[GE users] possible qstat problem with 6.0u7?

Sebastian Stark stark at tuebingen.mpg.de
Thu Dec 22 13:26:19 GMT 2005


    [ The following text is in the "iso-8859-1" character set. ]
    [ Your display is set for the "ISO-8859-10" character set.  ]
    [ Some special characters may be displayed incorrectly. ]

On Tuesday 20 December 2005 09:45, Marco Donauer - SUN Microsystems wrote:
> I talked to our communication guru, and this is no problem. This message
> appears, if a client
> is stopped with control c or a kill.

Yes, it sometimes happens if people are doing "qlogin -now no" and are tired 
of waiting for a slot after an hour or so. They hit ctrl-c and the qlogin 
process goes away. Unfortunately the job does not disappear from the qstat 
listing. But that's another problem.

> >>Currently I'm not able to reproduce the both errors. The qstat -F .....
> >>-q .... is working

The "qstat -F ... -q all.q at node1" problem is a bit clearer now:

If I add the node1 to the /etc/hosts file it works. It does not work if the 
only way to resolve the hosts name is DNS however. Most notably this means it 
does not necessarily have to do with the u4->u7 transition because I also 
switched from /etc/hosts to DNS after the upgrade.

> >>and the qstat -j is working too.

Problem with qstat -j still exists, even if I add all hosts to /etc/hosts. So 
those problems do not seem to be related to each other.

• **Given problem**:
Repeat the stretch of the qstat post from "On Tuesday 20" through "c or a kill.", switching "communication guru" to "networking expert".

[Element placement data]
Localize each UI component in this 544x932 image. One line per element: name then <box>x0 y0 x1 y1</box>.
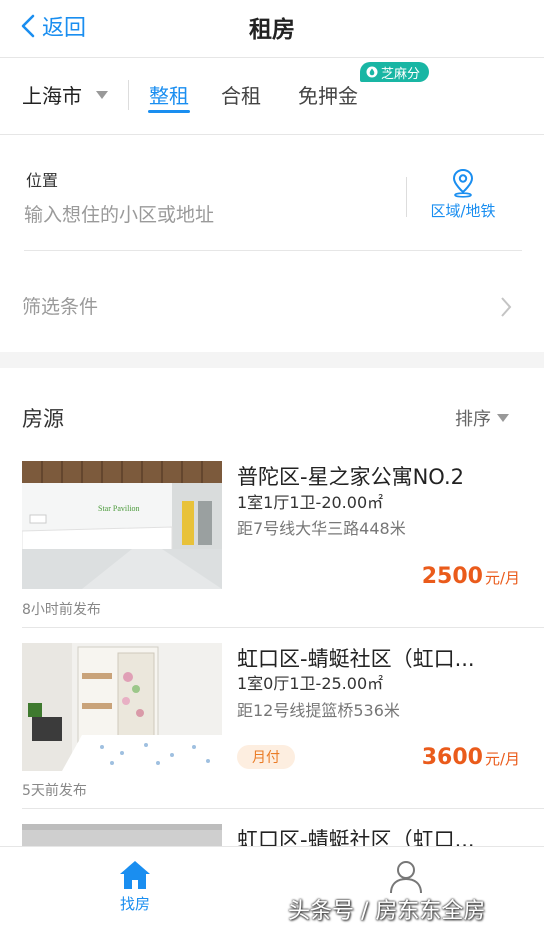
city-label: 上海市 <box>22 84 82 108</box>
nav-profile[interactable] <box>366 859 446 895</box>
price-unit: 元/月 <box>484 750 520 768</box>
top-bar: 返回 租房 <box>0 0 544 52</box>
watermark: 头条号 / 房东东全房 <box>288 899 486 924</box>
listings-title: 房源 <box>22 407 64 431</box>
active-tab-indicator <box>148 110 190 113</box>
location-label: 位置 <box>26 171 59 190</box>
listing-photo-partial <box>22 824 222 846</box>
badge-label: 芝麻分 <box>381 66 421 82</box>
listing-posted-time: 8小时前发布 <box>22 602 101 618</box>
tab-whole-rent[interactable]: 整租 <box>149 80 189 109</box>
listing-title[interactable]: 虹口区-蜻蜓社区（虹口... <box>237 643 475 673</box>
apartment-lobby-photo: Star Pavilion <box>22 461 222 589</box>
divider <box>128 80 129 110</box>
sesame-credit-badge: 芝麻分 <box>360 62 430 82</box>
listing-distance: 距12号线提篮桥536米 <box>237 701 400 720</box>
listing-price: 2500 元/月 <box>422 564 520 589</box>
tab-shared-rent[interactable]: 合租 <box>221 80 261 109</box>
listing-price: 3600 元/月 <box>422 745 520 770</box>
city-selector[interactable]: 上海市 <box>22 80 108 109</box>
section-gap <box>0 352 544 368</box>
tab-no-deposit[interactable]: 免押金 <box>298 80 358 109</box>
divider <box>22 808 544 809</box>
caret-down-icon <box>96 90 108 99</box>
sort-label: 排序 <box>455 409 491 430</box>
listing-photo[interactable] <box>22 824 222 846</box>
listing-spec: 1室1厅1卫-20.00㎡ <box>237 493 384 512</box>
filter-conditions-row[interactable]: 筛选条件 <box>22 292 98 319</box>
listing-photo[interactable]: Star Pavilion <box>22 461 222 589</box>
location-pin-icon <box>452 168 474 198</box>
price-value: 2500 <box>421 564 483 589</box>
listing-posted-time: 5天前发布 <box>22 783 87 799</box>
divider <box>0 57 544 58</box>
caret-down-icon <box>497 414 509 422</box>
divider <box>24 250 522 251</box>
lobby-sign: Star Pavilion <box>98 504 140 513</box>
chevron-right-icon <box>501 297 512 317</box>
nav-find-house[interactable]: 找房 <box>95 859 175 914</box>
nav-find-house-label: 找房 <box>119 895 150 913</box>
area-subway-button[interactable]: 区域/地铁 <box>422 168 504 221</box>
payment-tag: 月付 <box>237 745 295 769</box>
price-unit: 元/月 <box>484 569 520 587</box>
divider <box>22 627 544 628</box>
page-title: 租房 <box>249 17 295 43</box>
divider <box>406 177 407 217</box>
listing-photo[interactable] <box>22 643 222 771</box>
price-value: 3600 <box>421 745 483 770</box>
area-subway-label: 区域/地铁 <box>430 202 496 220</box>
home-icon <box>120 861 150 889</box>
listing-spec: 1室0厅1卫-25.00㎡ <box>237 674 384 693</box>
divider <box>0 134 544 135</box>
sort-button[interactable]: 排序 <box>455 405 509 431</box>
user-icon <box>390 861 422 894</box>
location-search-input[interactable]: 输入想住的小区或地址 <box>24 200 384 227</box>
credit-drop-icon <box>366 66 378 78</box>
listing-distance: 距7号线大华三路448米 <box>237 519 406 538</box>
bedroom-photo <box>22 643 222 771</box>
listing-title[interactable]: 虹口区-蜻蜓社区（虹口... <box>237 824 475 846</box>
listing-title[interactable]: 普陀区-星之家公寓NO.2 <box>237 461 464 491</box>
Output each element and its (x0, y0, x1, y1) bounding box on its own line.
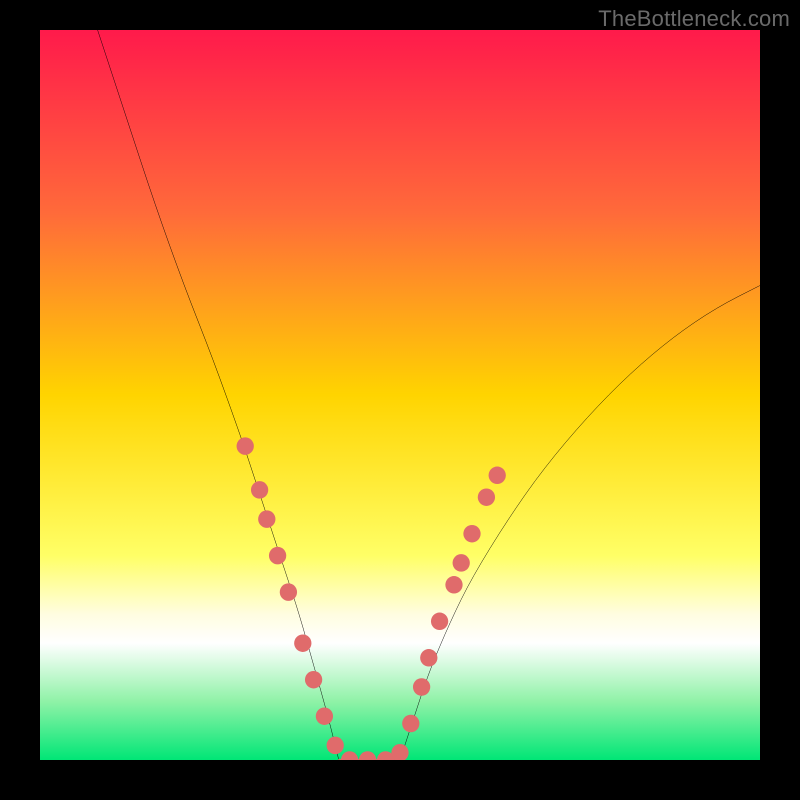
marker-dot (463, 525, 480, 543)
curve-layer (40, 30, 760, 760)
marker-dot (294, 634, 311, 652)
marker-dot (237, 437, 254, 455)
marker-dot (305, 671, 322, 689)
marker-dot (269, 547, 286, 565)
plot-area (40, 30, 760, 760)
marker-dot (280, 583, 297, 601)
marker-dot (391, 744, 408, 760)
series-right-branch (400, 286, 760, 761)
marker-dot (445, 576, 462, 594)
marker-dot (258, 510, 275, 528)
chart-frame: TheBottleneck.com (0, 0, 800, 800)
marker-dot (420, 649, 437, 667)
marker-dot (402, 715, 419, 733)
watermark-text: TheBottleneck.com (598, 6, 790, 32)
marker-dot (431, 613, 448, 631)
marker-dot (413, 678, 430, 696)
marker-dot (489, 467, 506, 485)
marker-dot (316, 707, 333, 725)
marker-dot (453, 554, 470, 572)
marker-dot (341, 751, 358, 760)
marker-dot (327, 737, 344, 755)
marker-dot (251, 481, 268, 499)
marker-dot (478, 488, 495, 506)
marker-dot (359, 751, 376, 760)
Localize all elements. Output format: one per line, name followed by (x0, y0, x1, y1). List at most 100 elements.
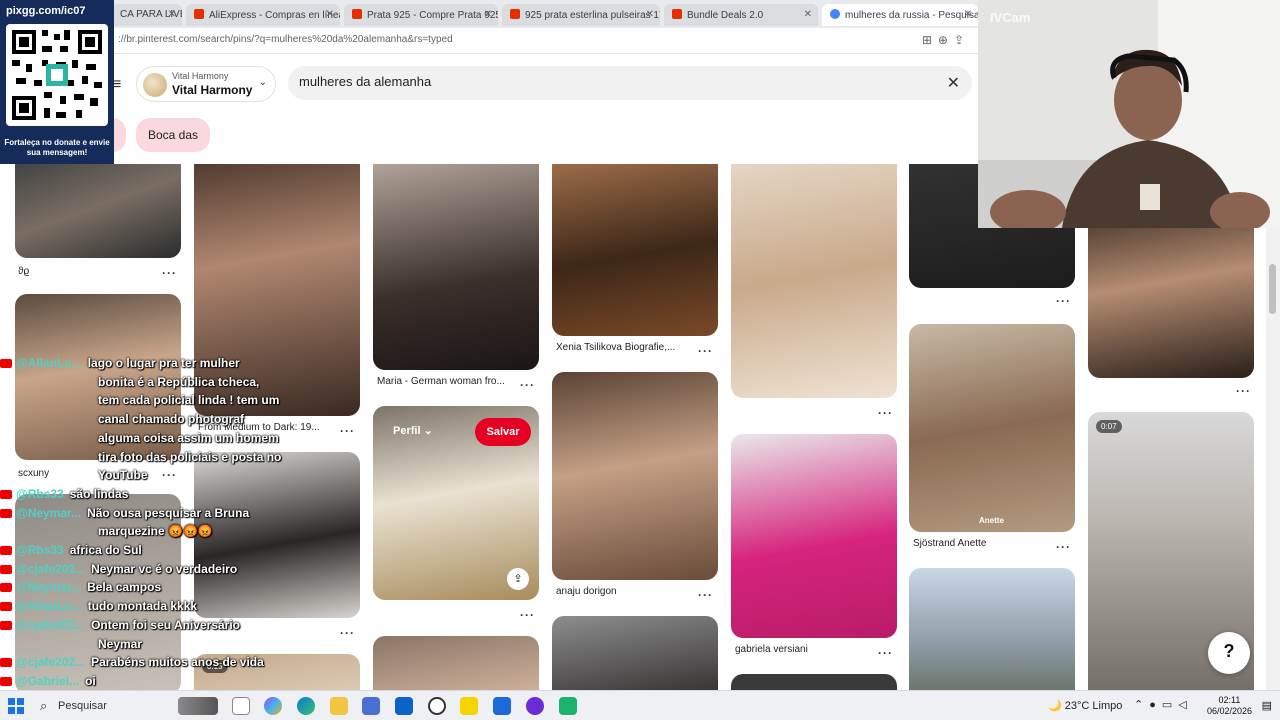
share-icon[interactable]: ⇪ (954, 33, 970, 47)
browser-tab[interactable]: AliExpress - Compras en línea par ✕ (186, 4, 340, 26)
microphone-icon[interactable]: ● (1149, 699, 1162, 711)
save-button[interactable]: Salvar (475, 418, 531, 446)
more-options-icon[interactable]: ··· (1056, 540, 1071, 554)
browser-tab[interactable]: Bundle Deals 2.0 ✕ (664, 4, 818, 26)
profile-dropdown[interactable]: Perfil ⌄ (393, 424, 433, 437)
more-options-icon[interactable]: ··· (1056, 294, 1071, 308)
chevron-up-icon[interactable]: ⌃ (1134, 699, 1149, 711)
pin-image[interactable] (552, 164, 718, 336)
copilot-icon[interactable] (264, 697, 282, 715)
pin-image[interactable] (909, 568, 1075, 690)
more-options-icon[interactable]: ··· (878, 406, 893, 420)
more-options-icon[interactable]: ··· (162, 266, 177, 280)
more-options-icon[interactable]: ··· (520, 608, 535, 622)
close-icon[interactable]: ✕ (964, 9, 972, 20)
address-bar-icons[interactable]: ⊞⊕⇪ (922, 33, 970, 47)
address-bar[interactable]: ://br.pinterest.com/search/pins/?q=mulhe… (0, 28, 980, 54)
pin-image[interactable] (373, 636, 539, 690)
browser-tab-active[interactable]: mulheres da russia - Pesquisa Goo ✕ (822, 4, 978, 26)
pin-image[interactable] (15, 164, 181, 258)
system-tray[interactable]: ⌃●▭◁ (1134, 698, 1193, 711)
chat-message: marquezine 😡😡😡 (0, 524, 213, 542)
pin-image[interactable] (552, 616, 718, 690)
more-options-icon[interactable]: ··· (878, 646, 893, 660)
chat-username: @cjafe202... (16, 655, 86, 670)
more-options-icon[interactable]: ··· (1236, 384, 1251, 398)
pin-image[interactable] (1088, 204, 1254, 378)
scrollbar[interactable] (1266, 228, 1280, 690)
scrollbar-thumb[interactable] (1269, 264, 1276, 314)
search-bar[interactable]: ✕ (288, 66, 972, 100)
more-options-icon[interactable]: ··· (698, 588, 713, 602)
more-options-icon[interactable]: ··· (340, 424, 355, 438)
pin-caption[interactable]: ϑϱ (18, 266, 29, 277)
chat-text: Não ousa pesquisar a Bruna (87, 505, 250, 520)
apps-icon[interactable]: ⊞ (922, 33, 938, 47)
question-icon: ? (1223, 641, 1235, 661)
pin-image[interactable] (731, 164, 897, 398)
tab-label: Prata 925 - Compre Prata 925 com (367, 10, 498, 21)
pin-caption[interactable]: Maria - German woman fro... (377, 376, 505, 387)
help-button[interactable]: ? (1208, 632, 1250, 674)
chat-message: Neymar (0, 637, 142, 655)
windows-start-icon[interactable] (8, 698, 24, 714)
pin-caption[interactable]: Sjöstrand Anette (913, 538, 986, 549)
account-name: Vital Harmony (172, 83, 253, 97)
pin-image[interactable] (552, 372, 718, 580)
close-icon[interactable]: ✕ (326, 9, 334, 20)
pin-image[interactable] (731, 434, 897, 638)
close-icon[interactable]: ✕ (484, 9, 492, 20)
task-view-icon[interactable] (232, 697, 250, 715)
zoom-icon[interactable]: ⊕ (938, 33, 954, 47)
chat-message: canal chamado photograf (0, 412, 244, 430)
chat-text: alguma coisa assim um homem (98, 430, 279, 445)
weather-widget[interactable]: 🌙 23°C Limpo (1048, 699, 1122, 712)
chevron-down-icon[interactable]: ⌄ (259, 77, 267, 88)
pin-image[interactable] (373, 164, 539, 370)
more-options-icon[interactable]: ··· (520, 378, 535, 392)
more-options-icon[interactable]: ··· (340, 626, 355, 640)
obs-icon[interactable] (428, 697, 446, 715)
store-icon[interactable] (362, 697, 380, 715)
chat-text: são lindas (69, 486, 129, 501)
pin-image[interactable]: Anette (909, 324, 1075, 532)
pin-caption[interactable]: gabriela versiani (735, 644, 808, 655)
image-watermark: Anette (979, 516, 1004, 525)
pin-caption[interactable]: Xenia Tsilikova Biografie,... (556, 342, 675, 353)
notifications-icon[interactable]: ▤ (1262, 699, 1272, 712)
close-icon[interactable]: ✕ (804, 9, 812, 20)
search-input[interactable] (299, 74, 899, 89)
filter-chip[interactable]: Boca das (136, 118, 211, 152)
taskbar-search[interactable]: ⌕ Pesquisar (32, 695, 172, 717)
pinterest-header: ≡ Vital Harmony Vital Harmony ⌄ ✕ Boca d… (0, 54, 980, 164)
browser-tab[interactable]: 925 prata esterlina pulseiras 17-20 ✕ (502, 4, 660, 26)
chat-message: @AllanLo... tudo montada kkkk (0, 599, 197, 617)
close-icon[interactable]: ✕ (168, 9, 176, 20)
browser-tab[interactable]: Prata 925 - Compre Prata 925 com ✕ (344, 4, 498, 26)
clock[interactable]: 02:11 06/02/2026 (1207, 695, 1252, 717)
account-switcher[interactable]: Vital Harmony Vital Harmony ⌄ (136, 66, 276, 102)
network-icon[interactable]: ▭ (1162, 699, 1178, 711)
volume-icon[interactable]: ◁ (1178, 699, 1192, 711)
pin-image[interactable] (731, 674, 897, 690)
aliexpress-icon (510, 9, 520, 19)
chat-text: marquezine 😡😡😡 (98, 524, 213, 539)
podcast-icon[interactable] (526, 697, 544, 715)
docs-icon[interactable] (493, 697, 511, 715)
notes-icon[interactable] (460, 697, 478, 715)
app-icon[interactable] (559, 697, 577, 715)
share-icon[interactable]: ⇪ (507, 568, 529, 590)
chat-message: @cjafe202... Parabéns muitos anos de vida (0, 655, 264, 673)
more-options-icon[interactable]: ··· (698, 344, 713, 358)
edge-icon[interactable] (297, 697, 315, 715)
pin-caption[interactable]: anaju dorigon (556, 586, 617, 597)
clear-icon[interactable]: ✕ (947, 73, 960, 93)
outlook-icon[interactable] (395, 697, 413, 715)
widgets-icon[interactable] (178, 697, 218, 715)
url-text[interactable]: ://br.pinterest.com/search/pins/?q=mulhe… (118, 34, 453, 45)
file-explorer-icon[interactable] (330, 697, 348, 715)
youtube-icon (0, 620, 12, 630)
browser-tab[interactable]: CA PARA LIVE 2 ✕ (112, 4, 182, 26)
pin-image-hovered[interactable]: Perfil ⌄ Salvar ⇪ (373, 406, 539, 600)
close-icon[interactable]: ✕ (646, 9, 654, 20)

• **Solution to the problem**:
On Tuesday 20 December 2005 09:45, Marco Donauer - SUN Microsystems wrote:
> I talked to our networking expert, and this is no problem. This message
> appears, if a client
> is stopped with control c or a kill.